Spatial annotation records
========================================================================

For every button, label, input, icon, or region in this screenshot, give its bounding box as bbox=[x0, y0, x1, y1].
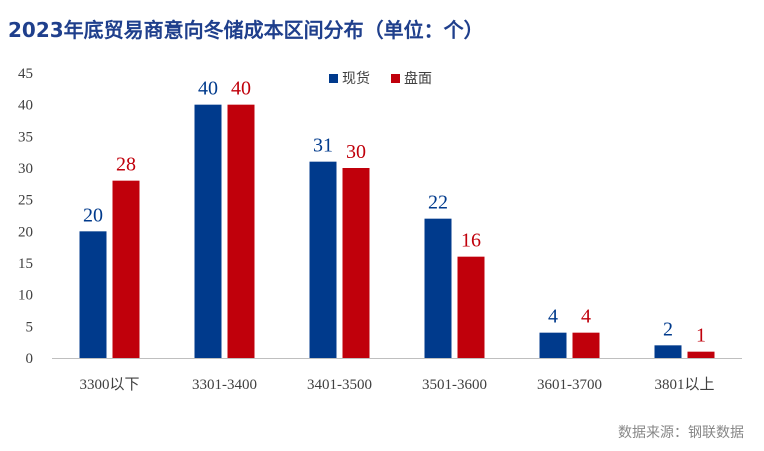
bar bbox=[572, 332, 600, 358]
bar bbox=[342, 168, 370, 358]
y-tick-label: 45 bbox=[18, 66, 33, 82]
x-tick-label: 3401-3500 bbox=[307, 377, 372, 393]
data-label: 22 bbox=[428, 192, 448, 214]
y-tick-label: 40 bbox=[18, 98, 33, 114]
x-tick-label: 3301-3400 bbox=[192, 377, 257, 393]
y-tick-label: 10 bbox=[18, 288, 33, 304]
source-note: 数据来源：钢联数据 bbox=[618, 425, 744, 441]
y-tick-label: 20 bbox=[18, 224, 33, 240]
legend-label: 盘面 bbox=[404, 70, 432, 87]
x-tick-label: 3501-3600 bbox=[422, 377, 487, 393]
y-tick-label: 15 bbox=[18, 256, 33, 272]
data-label: 4 bbox=[548, 306, 558, 328]
x-tick-label: 3601-3700 bbox=[537, 377, 602, 393]
y-axis: 0 5 10 15 20 25 30 35 40 45 bbox=[18, 66, 33, 367]
x-tick-label: 3801以上 bbox=[654, 376, 714, 393]
data-label: 30 bbox=[346, 141, 366, 163]
legend-swatch bbox=[329, 74, 338, 83]
legend-label: 现货 bbox=[342, 70, 370, 87]
bar bbox=[539, 332, 567, 358]
bar bbox=[457, 256, 485, 358]
data-label: 1 bbox=[696, 325, 706, 347]
data-label: 40 bbox=[231, 78, 251, 100]
data-label: 40 bbox=[198, 78, 218, 100]
y-tick-label: 5 bbox=[26, 319, 34, 335]
y-tick-label: 30 bbox=[18, 161, 33, 177]
x-axis: 3300以下 3301-3400 3401-3500 3501-3600 3601-37… bbox=[52, 358, 742, 393]
bar bbox=[424, 218, 452, 358]
x-tick-label: 3300以下 bbox=[79, 377, 139, 393]
data-label: 16 bbox=[461, 230, 481, 252]
bar bbox=[227, 104, 255, 359]
legend: 现货 盘面 bbox=[329, 70, 432, 87]
bar bbox=[112, 180, 140, 358]
bars: 20 28 40 40 31 30 22 16 4 4 2 1 bbox=[79, 78, 715, 359]
bar bbox=[687, 351, 715, 358]
bar bbox=[654, 345, 682, 358]
y-tick-label: 35 bbox=[18, 129, 33, 145]
bar bbox=[194, 104, 222, 359]
chart-title: 2023年底贸易商意向冬储成本区间分布（单位：个） bbox=[8, 18, 484, 42]
data-label: 2 bbox=[663, 318, 673, 340]
y-tick-label: 0 bbox=[26, 351, 34, 367]
y-tick-label: 25 bbox=[18, 193, 33, 209]
bar bbox=[309, 161, 337, 358]
data-label: 4 bbox=[581, 306, 591, 328]
bar bbox=[79, 231, 107, 358]
legend-swatch bbox=[391, 74, 400, 83]
data-label: 28 bbox=[116, 154, 136, 176]
data-label: 20 bbox=[83, 204, 103, 226]
data-label: 31 bbox=[313, 135, 333, 157]
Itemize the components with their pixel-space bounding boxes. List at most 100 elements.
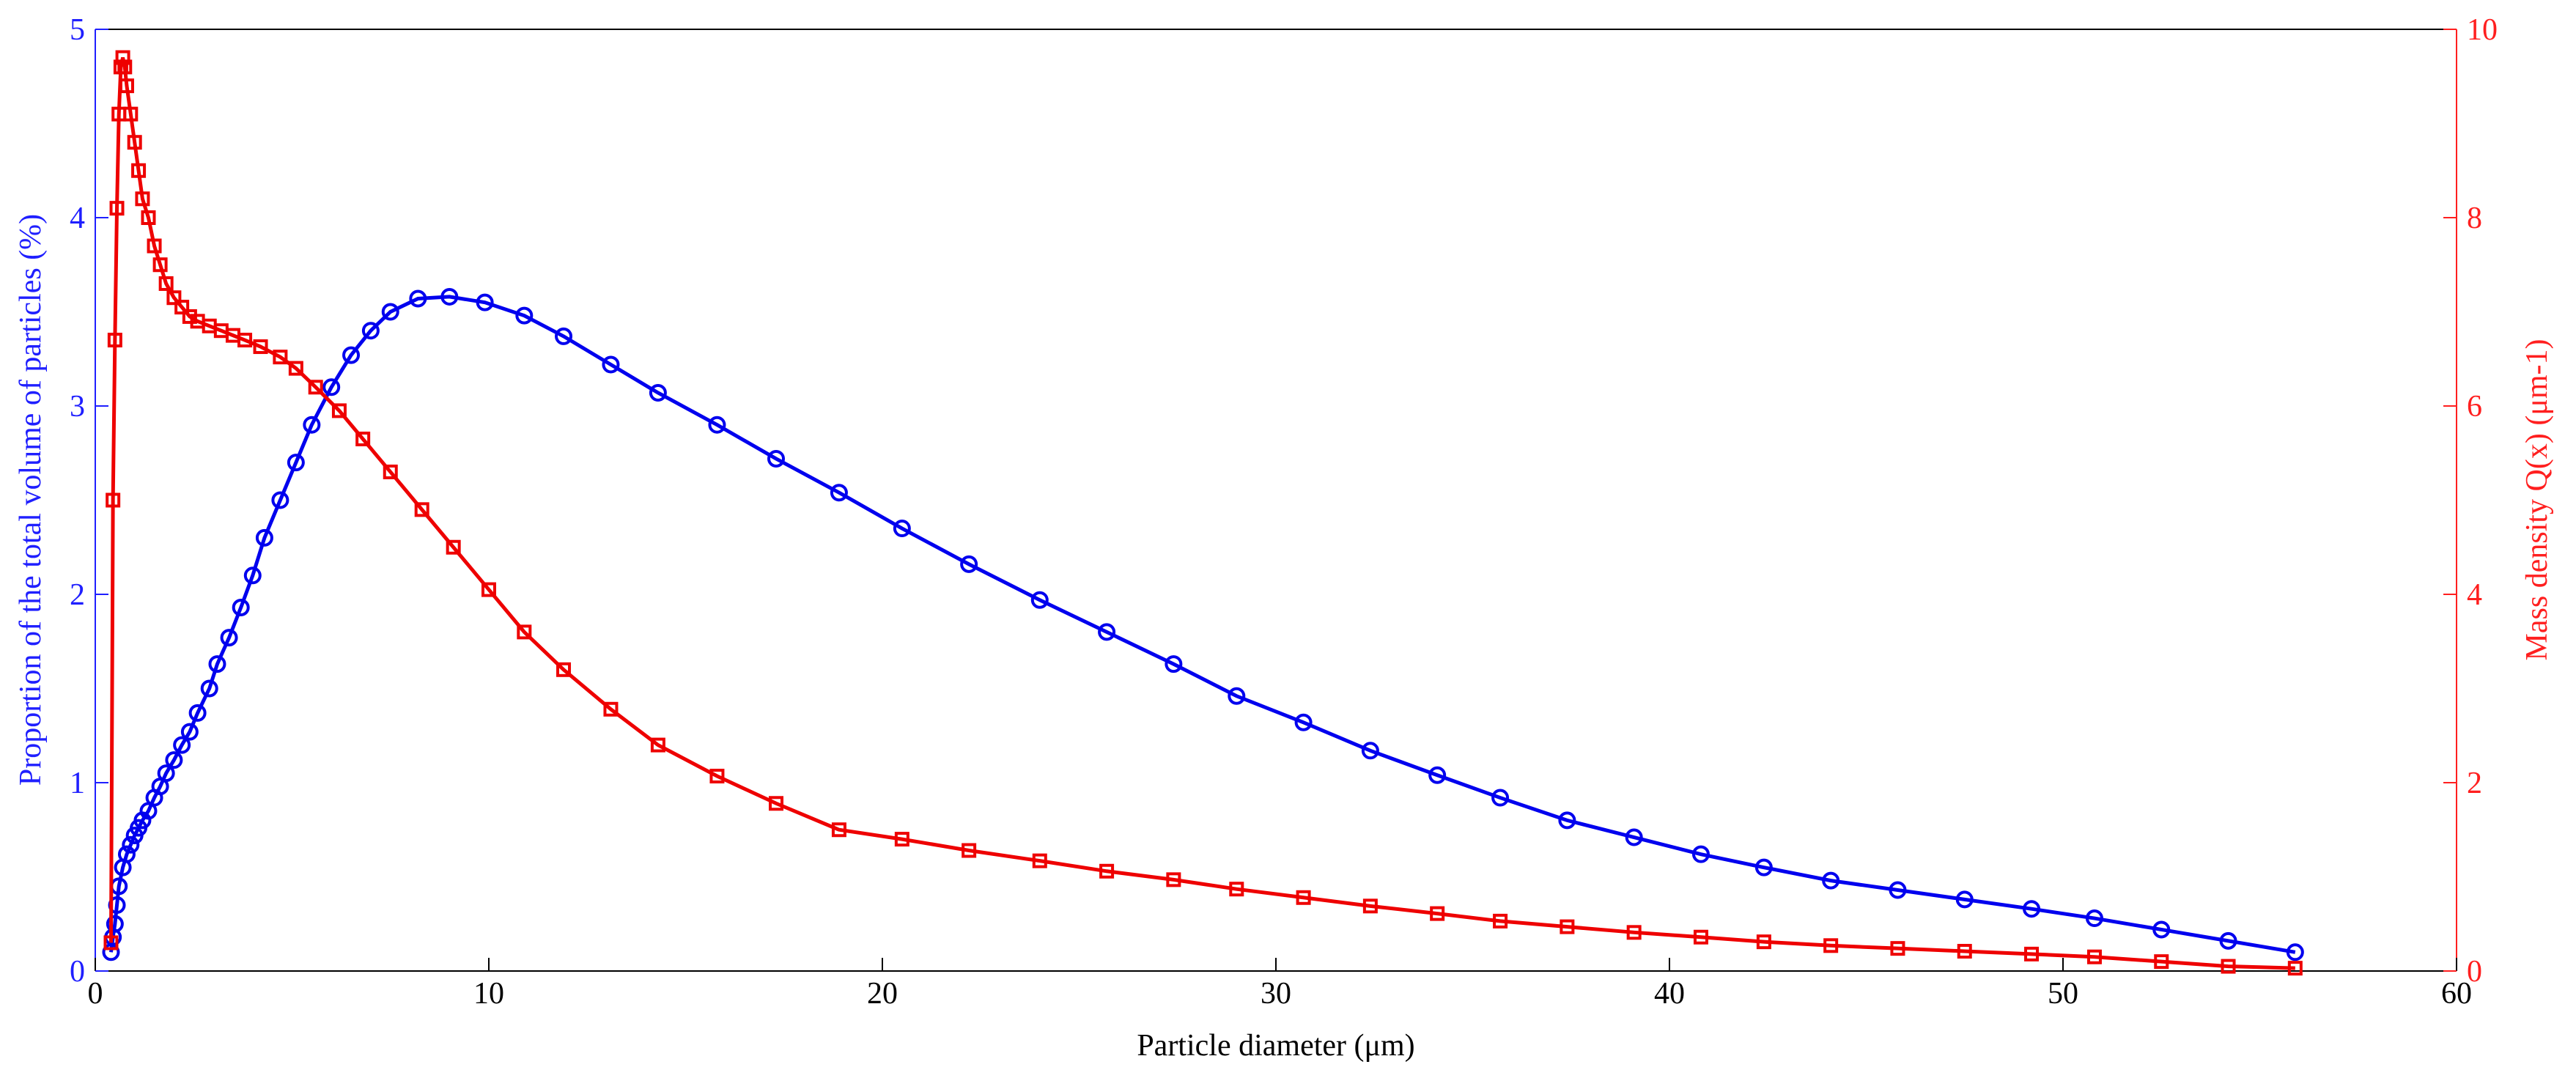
marker xyxy=(109,201,125,216)
y-tick-label: 2 xyxy=(70,578,85,612)
y-tick-label: 4 xyxy=(70,202,85,235)
marker xyxy=(1756,934,1771,950)
marker xyxy=(2024,946,2040,961)
marker xyxy=(2152,920,2171,939)
x-tick-label: 50 xyxy=(2048,977,2078,1011)
marker xyxy=(165,751,183,769)
marker xyxy=(173,736,191,754)
y-axis-label: Proportion of the total volume of partic… xyxy=(14,214,48,786)
marker xyxy=(322,378,341,396)
marker xyxy=(556,662,572,677)
marker xyxy=(1229,882,1244,897)
marker xyxy=(232,598,250,616)
marker xyxy=(1560,919,1575,934)
marker xyxy=(1294,713,1313,731)
y-tick-label: 3 xyxy=(70,390,85,424)
marker xyxy=(1823,938,1839,953)
x-tick-label: 10 xyxy=(473,977,504,1011)
marker xyxy=(650,737,665,753)
x-tick-label: 30 xyxy=(1261,977,1291,1011)
series-line xyxy=(109,295,2296,954)
marker xyxy=(141,210,156,225)
marker xyxy=(440,287,459,306)
marker xyxy=(2086,949,2102,964)
marker xyxy=(1491,789,1510,807)
marker xyxy=(414,502,429,517)
marker xyxy=(208,655,226,673)
marker xyxy=(255,528,273,547)
marker xyxy=(2085,909,2103,928)
marker xyxy=(894,832,909,847)
marker xyxy=(127,135,142,150)
marker xyxy=(308,380,323,395)
marker xyxy=(2287,961,2303,976)
marker xyxy=(287,454,305,472)
marker xyxy=(331,403,347,418)
marker xyxy=(1030,591,1049,609)
marker xyxy=(288,361,303,376)
marker xyxy=(515,306,534,325)
marker xyxy=(476,293,494,311)
series-line xyxy=(108,57,2295,970)
marker xyxy=(166,290,182,306)
marker xyxy=(446,539,461,555)
marker xyxy=(1889,881,1907,899)
marker xyxy=(769,796,784,811)
marker xyxy=(1228,687,1246,705)
marker xyxy=(1822,871,1840,890)
y-tick-label: 1 xyxy=(70,767,85,800)
marker xyxy=(1625,828,1643,846)
marker xyxy=(271,491,289,509)
marker xyxy=(1890,941,1905,956)
marker xyxy=(1754,858,1773,876)
marker xyxy=(555,327,573,345)
marker xyxy=(383,464,398,479)
y2-tick-label: 8 xyxy=(2467,202,2482,235)
marker xyxy=(361,322,380,340)
marker xyxy=(709,769,725,784)
marker xyxy=(1098,623,1116,641)
marker xyxy=(2221,959,2236,974)
marker xyxy=(157,764,175,783)
marker xyxy=(123,106,139,122)
marker xyxy=(220,629,238,647)
marker xyxy=(1558,811,1576,830)
marker xyxy=(117,845,136,863)
marker xyxy=(152,257,168,273)
x-tick-label: 60 xyxy=(2441,977,2472,1011)
y2-tick-label: 10 xyxy=(2467,13,2498,47)
marker xyxy=(649,384,667,402)
y2-tick-label: 2 xyxy=(2467,767,2482,800)
marker xyxy=(1626,925,1642,940)
marker xyxy=(1166,872,1181,887)
marker xyxy=(517,624,532,640)
marker xyxy=(1165,655,1183,673)
marker xyxy=(1693,929,1708,945)
marker xyxy=(158,276,174,291)
y2-tick-label: 0 xyxy=(2467,955,2482,989)
marker xyxy=(1361,742,1379,760)
marker xyxy=(831,822,846,838)
y2-tick-label: 6 xyxy=(2467,390,2482,424)
marker xyxy=(188,704,207,722)
marker xyxy=(243,566,262,585)
marker xyxy=(381,303,399,321)
marker xyxy=(253,339,268,355)
marker xyxy=(1493,913,1508,929)
marker xyxy=(1691,845,1710,863)
marker xyxy=(708,416,726,434)
marker xyxy=(355,431,371,446)
marker xyxy=(180,723,199,741)
marker xyxy=(1428,766,1447,784)
marker xyxy=(115,50,130,65)
marker xyxy=(962,843,977,858)
marker xyxy=(767,449,786,468)
marker xyxy=(409,289,427,308)
marker xyxy=(200,679,218,698)
x-tick-label: 40 xyxy=(1654,977,1685,1011)
x-tick-label: 0 xyxy=(88,977,103,1011)
marker xyxy=(960,555,978,573)
marker xyxy=(2154,954,2169,970)
x-tick-label: 20 xyxy=(867,977,898,1011)
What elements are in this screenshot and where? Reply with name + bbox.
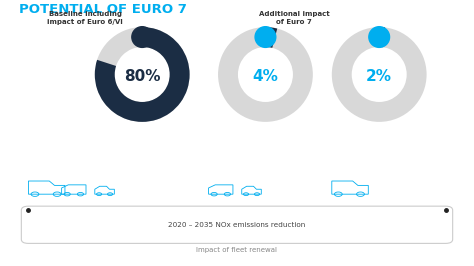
Text: Impact of fleet renewal: Impact of fleet renewal bbox=[197, 247, 277, 253]
Circle shape bbox=[132, 27, 153, 47]
Circle shape bbox=[369, 27, 390, 47]
Wedge shape bbox=[265, 27, 277, 48]
Text: POTENTIAL OF EURO 7: POTENTIAL OF EURO 7 bbox=[19, 3, 187, 16]
Text: 4%: 4% bbox=[253, 69, 278, 84]
Text: Additional impact
of Euro 7: Additional impact of Euro 7 bbox=[258, 11, 329, 25]
Circle shape bbox=[255, 27, 276, 47]
Wedge shape bbox=[95, 27, 190, 122]
Text: Baseline including
impact of Euro 6/VI: Baseline including impact of Euro 6/VI bbox=[47, 11, 123, 25]
Wedge shape bbox=[95, 27, 190, 122]
Wedge shape bbox=[332, 27, 427, 122]
Text: 2%: 2% bbox=[366, 69, 392, 84]
Text: 2020 – 2035 NOx emissions reduction: 2020 – 2035 NOx emissions reduction bbox=[168, 222, 306, 228]
Wedge shape bbox=[379, 27, 385, 47]
Text: 80%: 80% bbox=[124, 69, 161, 84]
Wedge shape bbox=[218, 27, 313, 122]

========================================================================

### Exercise details
Rewrite the part of the items that opens with the line containing "bar bbox=[572, 332, 600, 358]" and closes with the line containing "y-tick-label: 40 bbox=[18, 98, 33, 114]", changing "data-label" to "value-label" and keeping everything else the same.

### Task answer
bar bbox=[572, 332, 600, 358]
bar bbox=[342, 168, 370, 358]
y-tick-label: 45 bbox=[18, 66, 33, 82]
x-tick-label: 3401-3500 bbox=[307, 377, 372, 393]
value-label: 22 bbox=[428, 192, 448, 214]
y-tick-label: 40 bbox=[18, 98, 33, 114]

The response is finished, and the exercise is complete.